### Job
Transcribe the material in full, exactly as written.

────────────────────────────────────────

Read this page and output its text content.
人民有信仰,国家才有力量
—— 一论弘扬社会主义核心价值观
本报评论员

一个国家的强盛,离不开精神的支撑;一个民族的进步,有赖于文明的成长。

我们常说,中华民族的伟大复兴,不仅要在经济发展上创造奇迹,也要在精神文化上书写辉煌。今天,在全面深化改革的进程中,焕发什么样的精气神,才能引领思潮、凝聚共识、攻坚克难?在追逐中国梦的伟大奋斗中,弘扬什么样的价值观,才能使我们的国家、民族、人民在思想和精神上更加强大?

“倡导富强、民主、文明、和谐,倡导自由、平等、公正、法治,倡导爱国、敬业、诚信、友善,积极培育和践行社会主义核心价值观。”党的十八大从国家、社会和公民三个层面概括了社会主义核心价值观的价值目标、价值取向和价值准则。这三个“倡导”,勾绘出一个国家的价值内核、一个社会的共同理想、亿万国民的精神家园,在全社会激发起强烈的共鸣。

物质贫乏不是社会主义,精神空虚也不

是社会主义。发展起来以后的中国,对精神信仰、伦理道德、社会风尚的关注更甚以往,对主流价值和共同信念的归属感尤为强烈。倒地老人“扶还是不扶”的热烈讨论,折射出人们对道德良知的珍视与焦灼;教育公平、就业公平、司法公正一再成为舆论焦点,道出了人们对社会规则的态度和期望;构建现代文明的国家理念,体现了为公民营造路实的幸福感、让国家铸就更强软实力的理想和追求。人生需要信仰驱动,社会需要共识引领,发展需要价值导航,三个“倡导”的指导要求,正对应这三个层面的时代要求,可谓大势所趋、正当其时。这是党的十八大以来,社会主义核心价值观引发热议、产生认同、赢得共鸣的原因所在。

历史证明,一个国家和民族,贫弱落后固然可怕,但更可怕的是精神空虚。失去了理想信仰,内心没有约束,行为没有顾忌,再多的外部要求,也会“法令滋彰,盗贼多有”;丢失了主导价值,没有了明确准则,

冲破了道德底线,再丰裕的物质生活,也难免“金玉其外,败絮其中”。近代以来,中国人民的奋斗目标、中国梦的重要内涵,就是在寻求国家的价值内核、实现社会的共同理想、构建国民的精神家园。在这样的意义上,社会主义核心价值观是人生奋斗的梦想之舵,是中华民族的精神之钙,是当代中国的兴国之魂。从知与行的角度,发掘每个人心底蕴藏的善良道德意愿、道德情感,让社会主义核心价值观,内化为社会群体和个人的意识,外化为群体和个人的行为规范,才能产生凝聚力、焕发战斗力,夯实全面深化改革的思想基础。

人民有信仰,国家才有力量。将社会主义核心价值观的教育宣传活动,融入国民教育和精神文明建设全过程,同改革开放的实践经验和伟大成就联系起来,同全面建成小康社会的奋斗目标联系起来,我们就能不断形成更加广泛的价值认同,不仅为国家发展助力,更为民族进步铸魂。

────────────────────────────────────────

### Response below
Read this page and output its text content.
人民有信仰,国家才有力量
—— 一论弘扬社会主义核心价值观
本报评论员

一个国家的强盛,离不开精神的支撑;一个民族的进步,有赖于文明的成长。

我们常说,中华民族的伟大复兴,不仅要在经济发展上创造奇迹,也要在精神文化上书写辉煌。今天,在全面深化改革的进程中,焕发什么样的精气神,才能引领思潮、凝聚共识、攻坚克难?在追逐中国梦的伟大奋斗中,弘扬什么样的价值观,才能使我们的国家、民族、人民在思想和精神上更加强大?

“倡导富强、民主、文明、和谐,倡导自由、平等、公正、法治,倡导爱国、敬业、诚信、友善,积极培育和践行社会主义核心价值观。”党的十八大从国家、社会和公民三个层面概括了社会主义核心价值观的价值目标、价值取向和价值准则。这三个“倡导”,勾绘出一个国家的价值内核、一个社会的共同理想、亿万国民的精神家园,在全社会激发起强烈的共鸣。

物质贫乏不是社会主义,精神空虚也不

是社会主义。发展起来以后的中国,对精神信仰、伦理道德、社会风尚的关注更甚以往,对主流价值和共同信念的归属感尤为强烈。倒地老人“扶还是不扶”的热烈讨论,折射出人们对道德良知的珍视与焦灼;教育公平、就业公平、司法公正一再成为舆论焦点,道出了人们对社会规则的态度和期望;构建现代文明的国家理念,体现了为公民营造路实的幸福感、让国家铸就更强软实力的理想和追求。人生需要信仰驱动,社会需要共识引领,发展需要价值导航,三个“倡导”的指导要求,正对应这三个层面的时代要求,可谓大势所趋、正当其时。这是党的十八大以来,社会主义核心价值观引发热议、产生认同、赢得共鸣的原因所在。

历史证明,一个国家和民族,贫弱落后固然可怕,但更可怕的是精神空虚。失去了理想信仰,内心没有约束,行为没有顾忌,再多的外部要求,也会“法令滋彰,盗贼多有”;丢失了主导价值,没有了明确准则,

冲破了道德底线,再丰裕的物质生活,也难免“金玉其外,败絮其中”。近代以来,中国人民的奋斗目标、中国梦的重要内涵,就是在寻求国家的价值内核、实现社会的共同理想、构建国民的精神家园。在这样的意义上,社会主义核心价值观是人生奋斗的梦想之舵,是中华民族的精神之钙,是当代中国的兴国之魂。从知与行的角度,发掘每个人心底蕴藏的善良道德意愿、道德情感,让社会主义核心价值观,内化为社会群体和个人的意识,外化为群体和个人的行为规范,才能产生凝聚力、焕发战斗力,夯实全面深化改革的思想基础。

人民有信仰,国家才有力量。将社会主义核心价值观的教育宣传活动,融入国民教育和精神文明建设全过程,同改革开放的实践经验和伟大成就联系起来,同全面建成小康社会的奋斗目标联系起来,我们就能不断形成更加广泛的价值认同,不仅为国家发展助力,更为民族进步铸魂。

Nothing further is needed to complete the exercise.